═════ DATA LINES

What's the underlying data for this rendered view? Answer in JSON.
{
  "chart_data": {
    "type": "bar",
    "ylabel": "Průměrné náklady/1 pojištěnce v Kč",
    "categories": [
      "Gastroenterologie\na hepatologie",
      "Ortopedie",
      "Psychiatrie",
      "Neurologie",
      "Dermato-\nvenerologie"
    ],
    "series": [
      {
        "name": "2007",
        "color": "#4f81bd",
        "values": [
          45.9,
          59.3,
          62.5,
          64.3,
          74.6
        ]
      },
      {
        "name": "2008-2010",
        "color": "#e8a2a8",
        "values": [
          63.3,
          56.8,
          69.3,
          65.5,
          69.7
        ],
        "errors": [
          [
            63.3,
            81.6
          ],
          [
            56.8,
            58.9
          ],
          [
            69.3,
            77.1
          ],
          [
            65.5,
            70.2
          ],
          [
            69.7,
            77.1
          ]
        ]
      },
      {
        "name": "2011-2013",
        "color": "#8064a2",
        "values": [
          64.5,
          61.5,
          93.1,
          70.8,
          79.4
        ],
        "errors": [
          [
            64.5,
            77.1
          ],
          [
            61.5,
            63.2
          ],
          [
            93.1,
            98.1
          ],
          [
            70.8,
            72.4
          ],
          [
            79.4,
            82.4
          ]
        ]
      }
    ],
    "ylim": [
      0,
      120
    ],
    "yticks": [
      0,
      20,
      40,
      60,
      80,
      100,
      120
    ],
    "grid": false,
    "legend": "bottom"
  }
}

══════════
═════ DATA LINES

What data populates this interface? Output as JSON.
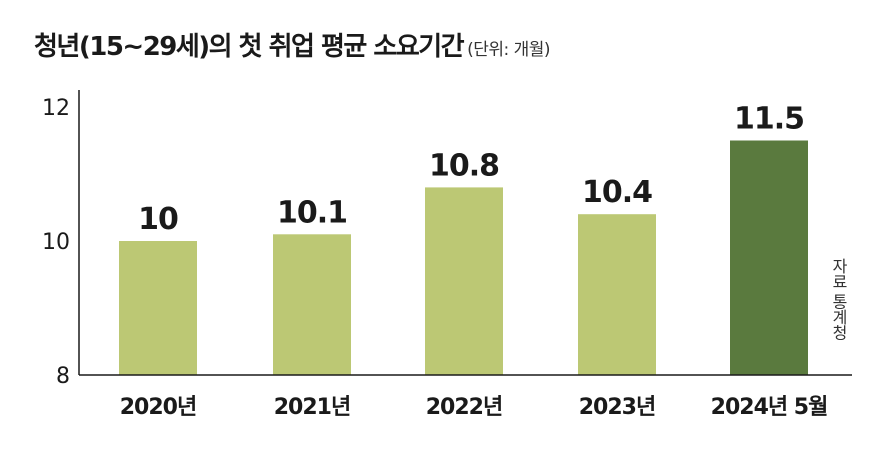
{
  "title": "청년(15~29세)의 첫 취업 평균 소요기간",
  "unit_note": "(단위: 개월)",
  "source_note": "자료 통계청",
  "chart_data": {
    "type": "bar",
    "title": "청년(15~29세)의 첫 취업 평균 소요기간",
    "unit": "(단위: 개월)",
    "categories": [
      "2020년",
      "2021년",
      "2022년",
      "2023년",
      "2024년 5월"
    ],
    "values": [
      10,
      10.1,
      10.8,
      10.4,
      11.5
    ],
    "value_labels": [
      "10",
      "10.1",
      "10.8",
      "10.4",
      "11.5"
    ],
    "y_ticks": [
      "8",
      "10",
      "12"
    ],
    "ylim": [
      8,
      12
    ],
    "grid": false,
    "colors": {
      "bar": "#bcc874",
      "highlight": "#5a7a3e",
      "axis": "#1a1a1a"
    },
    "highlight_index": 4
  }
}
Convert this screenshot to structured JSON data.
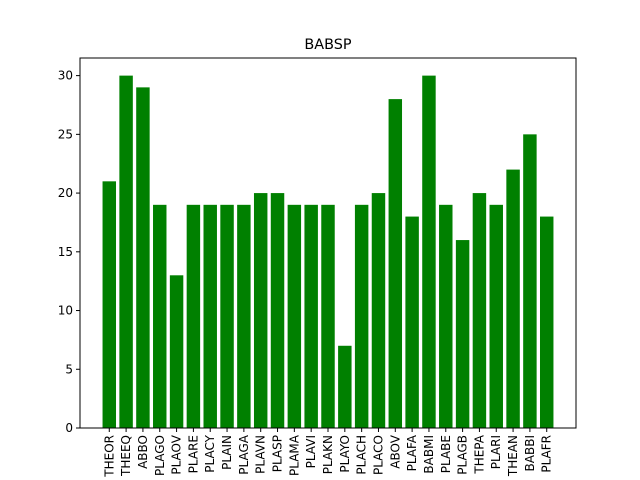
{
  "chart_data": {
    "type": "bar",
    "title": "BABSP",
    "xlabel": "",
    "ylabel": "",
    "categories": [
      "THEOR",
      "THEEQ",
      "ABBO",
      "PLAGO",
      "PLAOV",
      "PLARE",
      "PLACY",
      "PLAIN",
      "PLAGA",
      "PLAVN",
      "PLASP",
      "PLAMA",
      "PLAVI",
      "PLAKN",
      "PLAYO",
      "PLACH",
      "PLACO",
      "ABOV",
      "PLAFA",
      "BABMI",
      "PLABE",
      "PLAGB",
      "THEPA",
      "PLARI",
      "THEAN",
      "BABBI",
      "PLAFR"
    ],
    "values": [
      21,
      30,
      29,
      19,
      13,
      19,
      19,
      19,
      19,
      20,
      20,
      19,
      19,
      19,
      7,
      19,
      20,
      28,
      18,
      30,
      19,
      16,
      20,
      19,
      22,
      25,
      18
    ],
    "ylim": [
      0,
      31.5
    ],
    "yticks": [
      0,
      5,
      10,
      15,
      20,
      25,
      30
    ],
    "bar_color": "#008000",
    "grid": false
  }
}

══════════
═════ DATA LINES

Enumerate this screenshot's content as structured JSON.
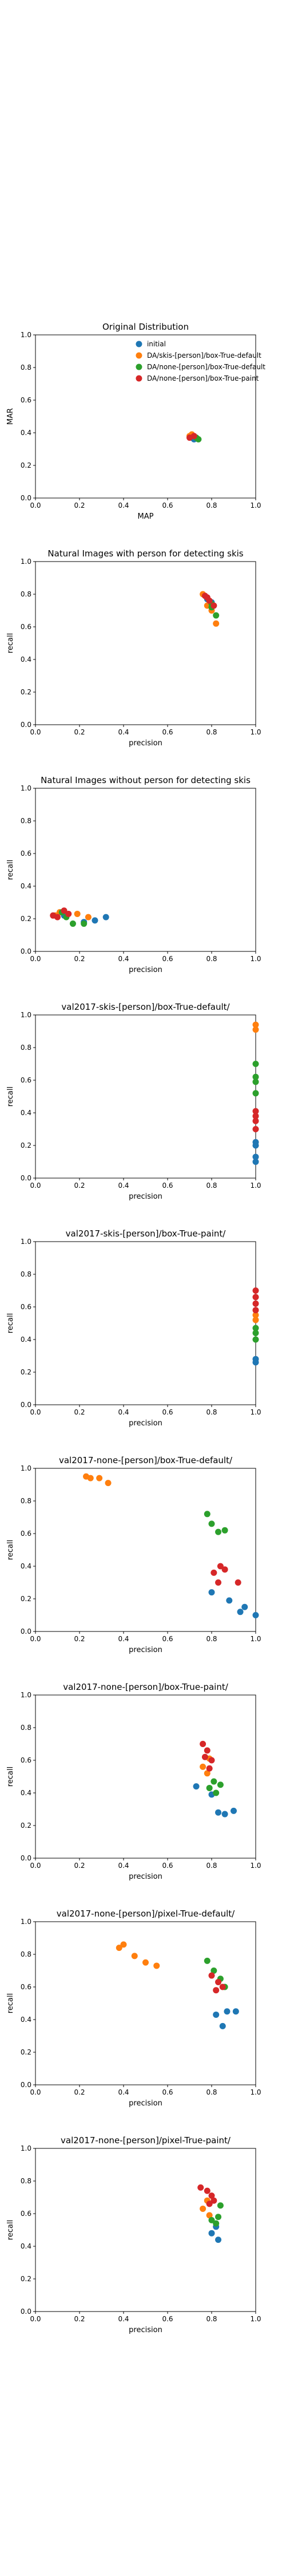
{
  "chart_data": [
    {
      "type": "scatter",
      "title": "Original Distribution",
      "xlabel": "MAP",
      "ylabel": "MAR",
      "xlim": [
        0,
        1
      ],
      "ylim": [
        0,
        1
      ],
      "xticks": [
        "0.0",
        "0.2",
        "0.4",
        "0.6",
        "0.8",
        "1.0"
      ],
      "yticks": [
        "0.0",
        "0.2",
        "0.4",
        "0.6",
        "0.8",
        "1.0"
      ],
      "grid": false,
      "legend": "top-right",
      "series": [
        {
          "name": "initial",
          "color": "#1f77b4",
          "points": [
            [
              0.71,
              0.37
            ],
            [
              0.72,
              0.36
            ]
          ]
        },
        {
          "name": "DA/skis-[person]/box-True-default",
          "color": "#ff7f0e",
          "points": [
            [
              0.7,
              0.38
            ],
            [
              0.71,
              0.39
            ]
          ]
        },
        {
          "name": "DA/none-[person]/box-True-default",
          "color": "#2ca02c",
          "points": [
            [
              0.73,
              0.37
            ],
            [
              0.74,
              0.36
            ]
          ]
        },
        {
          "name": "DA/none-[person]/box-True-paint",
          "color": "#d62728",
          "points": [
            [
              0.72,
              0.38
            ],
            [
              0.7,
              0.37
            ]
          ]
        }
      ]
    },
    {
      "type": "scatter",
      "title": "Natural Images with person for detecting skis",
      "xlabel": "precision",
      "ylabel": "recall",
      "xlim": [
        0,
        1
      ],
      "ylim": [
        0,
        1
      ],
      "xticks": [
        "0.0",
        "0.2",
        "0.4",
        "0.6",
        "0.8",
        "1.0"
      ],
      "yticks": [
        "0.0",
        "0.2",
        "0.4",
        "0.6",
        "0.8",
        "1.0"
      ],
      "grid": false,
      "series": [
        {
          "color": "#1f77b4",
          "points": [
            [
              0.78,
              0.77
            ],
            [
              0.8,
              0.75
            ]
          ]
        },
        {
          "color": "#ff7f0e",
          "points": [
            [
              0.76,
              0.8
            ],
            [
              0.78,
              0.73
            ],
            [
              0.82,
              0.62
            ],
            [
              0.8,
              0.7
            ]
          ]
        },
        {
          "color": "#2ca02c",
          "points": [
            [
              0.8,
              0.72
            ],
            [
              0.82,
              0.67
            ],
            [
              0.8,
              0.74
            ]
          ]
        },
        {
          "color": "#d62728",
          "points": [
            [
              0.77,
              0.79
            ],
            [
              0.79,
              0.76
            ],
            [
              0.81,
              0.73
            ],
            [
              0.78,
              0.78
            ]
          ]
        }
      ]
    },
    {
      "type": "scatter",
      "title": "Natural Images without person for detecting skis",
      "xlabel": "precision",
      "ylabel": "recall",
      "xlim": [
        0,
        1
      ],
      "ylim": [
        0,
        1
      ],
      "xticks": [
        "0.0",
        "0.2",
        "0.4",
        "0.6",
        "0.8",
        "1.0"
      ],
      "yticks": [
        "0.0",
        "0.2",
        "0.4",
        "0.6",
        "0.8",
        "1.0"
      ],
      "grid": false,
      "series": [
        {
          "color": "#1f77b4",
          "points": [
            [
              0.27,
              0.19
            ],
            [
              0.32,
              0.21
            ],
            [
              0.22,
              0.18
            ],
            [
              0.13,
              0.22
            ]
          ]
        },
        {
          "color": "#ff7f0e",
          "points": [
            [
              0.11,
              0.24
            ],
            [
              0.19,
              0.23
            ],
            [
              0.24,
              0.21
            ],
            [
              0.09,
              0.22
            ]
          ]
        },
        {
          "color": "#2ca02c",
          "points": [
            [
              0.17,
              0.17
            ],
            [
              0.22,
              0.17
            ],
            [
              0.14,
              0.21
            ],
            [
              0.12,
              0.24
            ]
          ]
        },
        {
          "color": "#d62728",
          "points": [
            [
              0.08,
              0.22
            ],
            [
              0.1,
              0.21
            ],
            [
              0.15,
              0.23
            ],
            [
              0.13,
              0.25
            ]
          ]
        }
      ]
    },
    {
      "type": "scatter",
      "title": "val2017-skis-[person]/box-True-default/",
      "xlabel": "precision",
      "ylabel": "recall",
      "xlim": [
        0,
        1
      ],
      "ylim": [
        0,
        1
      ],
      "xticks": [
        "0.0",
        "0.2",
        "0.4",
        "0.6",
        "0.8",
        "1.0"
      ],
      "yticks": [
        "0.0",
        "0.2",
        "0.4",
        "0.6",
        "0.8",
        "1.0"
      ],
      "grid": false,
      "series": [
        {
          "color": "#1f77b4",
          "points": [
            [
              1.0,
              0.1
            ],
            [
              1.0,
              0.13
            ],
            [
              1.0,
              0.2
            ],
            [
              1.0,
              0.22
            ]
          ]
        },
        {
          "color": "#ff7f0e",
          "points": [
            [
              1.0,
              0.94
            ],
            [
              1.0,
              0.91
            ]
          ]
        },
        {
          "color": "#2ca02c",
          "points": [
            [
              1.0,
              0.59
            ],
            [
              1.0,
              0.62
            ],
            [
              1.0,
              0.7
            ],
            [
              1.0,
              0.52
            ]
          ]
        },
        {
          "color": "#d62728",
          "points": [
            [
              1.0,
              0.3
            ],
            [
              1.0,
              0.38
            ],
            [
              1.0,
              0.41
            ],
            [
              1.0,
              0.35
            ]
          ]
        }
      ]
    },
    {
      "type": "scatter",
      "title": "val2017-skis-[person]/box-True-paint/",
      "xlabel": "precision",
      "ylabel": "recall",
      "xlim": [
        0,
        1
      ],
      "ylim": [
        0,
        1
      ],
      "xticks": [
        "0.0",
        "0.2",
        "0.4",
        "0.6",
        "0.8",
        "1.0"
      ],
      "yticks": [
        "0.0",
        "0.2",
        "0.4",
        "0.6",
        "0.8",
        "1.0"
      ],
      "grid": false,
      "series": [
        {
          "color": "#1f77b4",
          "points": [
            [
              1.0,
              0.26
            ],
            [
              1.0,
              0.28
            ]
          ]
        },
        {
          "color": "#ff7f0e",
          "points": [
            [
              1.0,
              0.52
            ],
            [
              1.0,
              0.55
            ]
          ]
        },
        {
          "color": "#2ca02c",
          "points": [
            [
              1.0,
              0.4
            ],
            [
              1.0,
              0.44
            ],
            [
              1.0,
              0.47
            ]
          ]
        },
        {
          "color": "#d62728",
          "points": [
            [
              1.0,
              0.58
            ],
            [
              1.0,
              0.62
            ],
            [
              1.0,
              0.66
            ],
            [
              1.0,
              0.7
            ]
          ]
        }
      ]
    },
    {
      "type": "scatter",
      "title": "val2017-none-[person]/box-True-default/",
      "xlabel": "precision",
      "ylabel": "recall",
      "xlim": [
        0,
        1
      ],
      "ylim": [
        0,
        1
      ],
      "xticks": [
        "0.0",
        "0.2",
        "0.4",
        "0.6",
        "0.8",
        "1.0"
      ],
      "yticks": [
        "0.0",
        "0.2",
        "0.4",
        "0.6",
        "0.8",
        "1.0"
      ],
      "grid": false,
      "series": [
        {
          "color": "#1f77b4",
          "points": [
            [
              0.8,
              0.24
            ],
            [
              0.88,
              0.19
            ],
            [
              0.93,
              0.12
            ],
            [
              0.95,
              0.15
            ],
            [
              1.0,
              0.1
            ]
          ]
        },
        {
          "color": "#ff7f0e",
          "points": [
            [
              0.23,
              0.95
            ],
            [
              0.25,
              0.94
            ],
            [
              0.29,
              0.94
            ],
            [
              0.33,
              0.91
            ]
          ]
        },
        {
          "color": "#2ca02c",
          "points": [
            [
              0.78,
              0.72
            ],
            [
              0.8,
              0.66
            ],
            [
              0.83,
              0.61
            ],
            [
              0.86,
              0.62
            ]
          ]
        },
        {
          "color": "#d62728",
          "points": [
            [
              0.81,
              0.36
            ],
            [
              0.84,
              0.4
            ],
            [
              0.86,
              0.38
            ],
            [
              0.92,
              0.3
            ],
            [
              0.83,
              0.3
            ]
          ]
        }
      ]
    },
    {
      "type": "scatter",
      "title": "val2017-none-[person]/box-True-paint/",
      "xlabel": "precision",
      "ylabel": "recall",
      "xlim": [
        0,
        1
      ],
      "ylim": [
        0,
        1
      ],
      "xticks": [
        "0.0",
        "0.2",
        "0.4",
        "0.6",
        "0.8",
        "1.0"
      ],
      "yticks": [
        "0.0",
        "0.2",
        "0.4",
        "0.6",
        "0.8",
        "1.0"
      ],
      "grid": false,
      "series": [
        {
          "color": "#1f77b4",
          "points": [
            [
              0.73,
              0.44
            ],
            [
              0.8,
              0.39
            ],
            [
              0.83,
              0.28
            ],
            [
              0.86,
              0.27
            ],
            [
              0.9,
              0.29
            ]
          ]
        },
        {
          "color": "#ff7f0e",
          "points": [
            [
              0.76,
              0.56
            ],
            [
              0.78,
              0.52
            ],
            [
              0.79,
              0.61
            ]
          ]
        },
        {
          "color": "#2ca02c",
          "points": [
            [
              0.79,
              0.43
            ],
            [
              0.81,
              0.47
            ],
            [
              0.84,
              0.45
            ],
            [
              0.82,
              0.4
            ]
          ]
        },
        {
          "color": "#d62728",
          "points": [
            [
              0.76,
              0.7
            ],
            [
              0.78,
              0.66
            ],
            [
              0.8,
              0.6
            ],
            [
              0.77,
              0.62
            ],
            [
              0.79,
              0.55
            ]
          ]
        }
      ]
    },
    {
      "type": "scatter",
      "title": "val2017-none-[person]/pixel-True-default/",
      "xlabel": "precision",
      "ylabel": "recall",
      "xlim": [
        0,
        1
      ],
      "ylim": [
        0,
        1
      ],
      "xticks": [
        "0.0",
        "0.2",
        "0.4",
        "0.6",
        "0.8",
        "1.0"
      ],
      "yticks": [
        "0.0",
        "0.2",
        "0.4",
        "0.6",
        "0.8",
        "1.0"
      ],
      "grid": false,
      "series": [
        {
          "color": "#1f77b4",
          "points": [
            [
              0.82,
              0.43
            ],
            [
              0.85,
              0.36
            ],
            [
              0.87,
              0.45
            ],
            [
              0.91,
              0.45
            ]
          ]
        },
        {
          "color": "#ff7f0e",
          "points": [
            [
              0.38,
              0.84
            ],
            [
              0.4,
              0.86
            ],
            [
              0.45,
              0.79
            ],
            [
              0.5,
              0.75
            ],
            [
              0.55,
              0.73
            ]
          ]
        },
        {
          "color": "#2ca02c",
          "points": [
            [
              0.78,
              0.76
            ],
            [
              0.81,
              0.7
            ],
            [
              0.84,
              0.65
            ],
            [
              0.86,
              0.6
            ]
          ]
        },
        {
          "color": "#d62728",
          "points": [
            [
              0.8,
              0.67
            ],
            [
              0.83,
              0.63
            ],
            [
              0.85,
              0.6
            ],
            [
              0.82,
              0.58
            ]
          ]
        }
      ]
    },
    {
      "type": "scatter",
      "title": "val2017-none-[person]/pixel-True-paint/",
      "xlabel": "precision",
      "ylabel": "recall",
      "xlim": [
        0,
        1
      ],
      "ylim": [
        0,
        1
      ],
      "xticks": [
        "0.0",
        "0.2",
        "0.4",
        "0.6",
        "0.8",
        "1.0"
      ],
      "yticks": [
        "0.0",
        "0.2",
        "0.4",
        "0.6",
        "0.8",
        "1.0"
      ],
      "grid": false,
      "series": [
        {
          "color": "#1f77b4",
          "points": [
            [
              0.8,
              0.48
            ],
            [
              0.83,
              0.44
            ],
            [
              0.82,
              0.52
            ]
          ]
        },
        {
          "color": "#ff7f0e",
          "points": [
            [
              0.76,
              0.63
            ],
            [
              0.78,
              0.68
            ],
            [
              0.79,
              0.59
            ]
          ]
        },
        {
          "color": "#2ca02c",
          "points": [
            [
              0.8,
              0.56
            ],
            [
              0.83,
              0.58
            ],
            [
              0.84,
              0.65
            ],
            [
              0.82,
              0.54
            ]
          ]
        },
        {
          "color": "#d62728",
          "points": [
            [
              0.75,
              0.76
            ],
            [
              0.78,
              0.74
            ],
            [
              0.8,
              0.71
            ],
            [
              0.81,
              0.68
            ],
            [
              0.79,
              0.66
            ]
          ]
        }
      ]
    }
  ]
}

══════════

*THE EXERCISE:*
Gather all lines from the listing above in which "default" occurs.

*WRITTEN ANSWER:*
          "name": "DA/skis-[person]/box-True-default",
          "name": "DA/none-[person]/box-True-default",
      "title": "val2017-skis-[person]/box-True-default/",
      "title": "val2017-none-[person]/box-True-default/",
      "title": "val2017-none-[person]/pixel-True-default/",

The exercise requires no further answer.